#### GIVEN TASK
Of the lines in the listing, how many include the string "treatment"? Write the number and nothing else.

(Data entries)
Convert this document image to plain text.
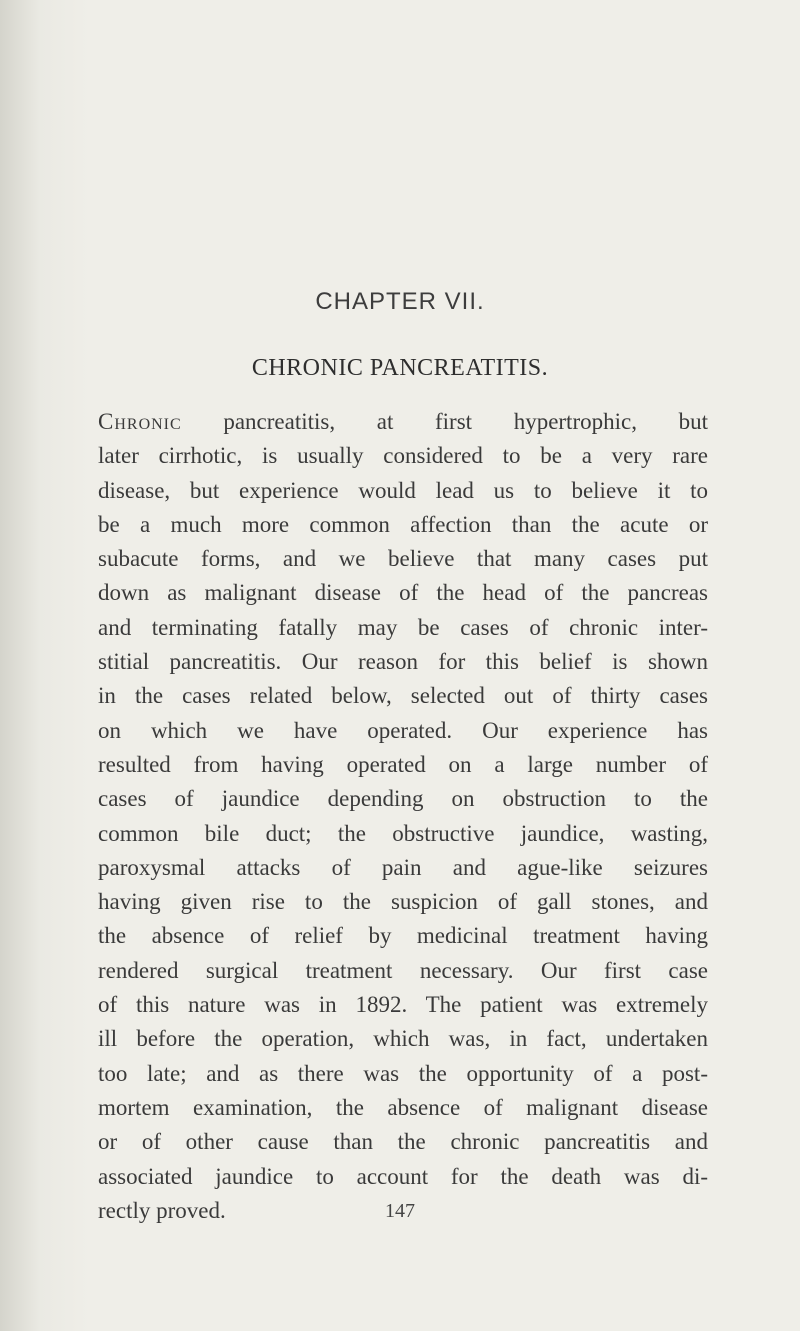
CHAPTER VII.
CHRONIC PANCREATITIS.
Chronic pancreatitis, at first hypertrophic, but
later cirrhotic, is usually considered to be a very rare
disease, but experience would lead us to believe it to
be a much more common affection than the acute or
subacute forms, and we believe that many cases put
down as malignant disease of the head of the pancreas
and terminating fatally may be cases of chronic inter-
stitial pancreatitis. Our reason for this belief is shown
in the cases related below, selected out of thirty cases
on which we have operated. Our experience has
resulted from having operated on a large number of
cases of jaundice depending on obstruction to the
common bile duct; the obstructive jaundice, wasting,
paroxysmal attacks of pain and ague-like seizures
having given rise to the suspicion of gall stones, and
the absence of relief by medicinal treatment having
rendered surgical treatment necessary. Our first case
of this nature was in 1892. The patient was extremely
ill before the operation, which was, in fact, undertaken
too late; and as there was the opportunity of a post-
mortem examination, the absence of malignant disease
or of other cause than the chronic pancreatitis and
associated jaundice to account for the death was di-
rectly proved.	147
==
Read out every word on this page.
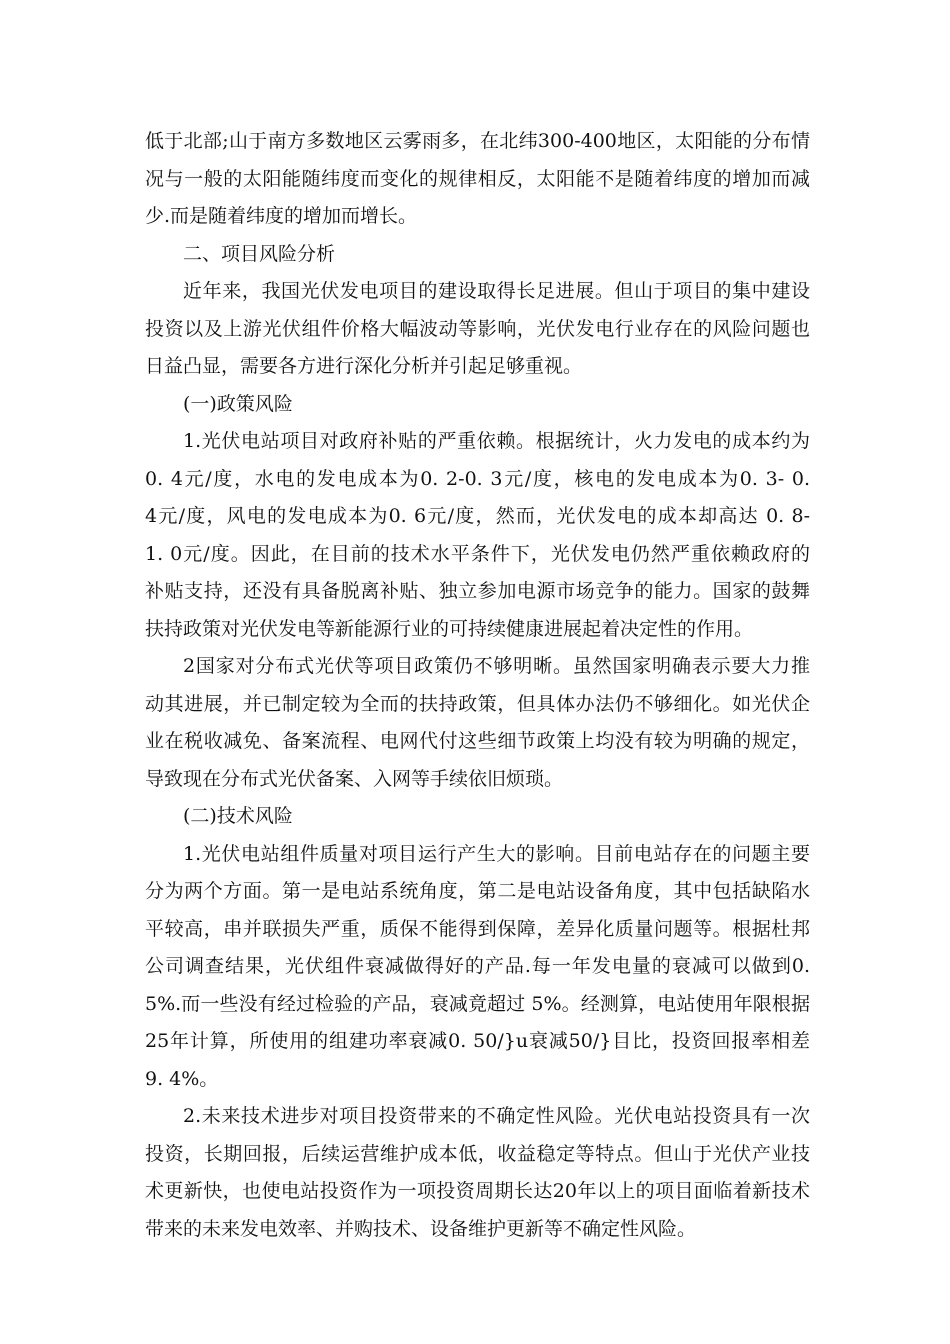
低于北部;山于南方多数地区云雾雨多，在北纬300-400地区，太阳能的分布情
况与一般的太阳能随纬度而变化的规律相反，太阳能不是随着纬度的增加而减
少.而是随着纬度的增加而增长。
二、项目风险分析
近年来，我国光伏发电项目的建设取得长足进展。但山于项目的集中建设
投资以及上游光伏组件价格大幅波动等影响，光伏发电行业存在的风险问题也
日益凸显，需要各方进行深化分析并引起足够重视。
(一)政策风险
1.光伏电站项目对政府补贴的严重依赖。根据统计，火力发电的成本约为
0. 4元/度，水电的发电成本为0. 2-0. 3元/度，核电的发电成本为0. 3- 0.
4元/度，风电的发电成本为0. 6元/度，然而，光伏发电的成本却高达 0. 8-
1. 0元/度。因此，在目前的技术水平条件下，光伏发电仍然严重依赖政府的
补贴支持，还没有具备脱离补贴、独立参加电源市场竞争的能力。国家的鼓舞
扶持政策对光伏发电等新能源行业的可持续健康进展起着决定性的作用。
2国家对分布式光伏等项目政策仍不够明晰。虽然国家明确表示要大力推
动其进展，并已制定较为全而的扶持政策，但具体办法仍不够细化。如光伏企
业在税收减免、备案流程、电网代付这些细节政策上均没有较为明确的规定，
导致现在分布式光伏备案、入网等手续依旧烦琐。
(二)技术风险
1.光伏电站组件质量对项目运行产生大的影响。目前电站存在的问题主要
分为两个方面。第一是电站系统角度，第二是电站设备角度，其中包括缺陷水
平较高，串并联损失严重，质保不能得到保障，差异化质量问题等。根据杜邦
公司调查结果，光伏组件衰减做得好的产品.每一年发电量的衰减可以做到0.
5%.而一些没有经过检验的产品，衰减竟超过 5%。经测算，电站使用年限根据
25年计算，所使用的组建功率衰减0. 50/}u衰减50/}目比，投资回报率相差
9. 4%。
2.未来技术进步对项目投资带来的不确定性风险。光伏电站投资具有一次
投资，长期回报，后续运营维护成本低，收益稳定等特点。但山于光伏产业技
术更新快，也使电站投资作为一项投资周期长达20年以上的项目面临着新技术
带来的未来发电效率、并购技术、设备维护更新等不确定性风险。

#### WRITTEN ANSWER
2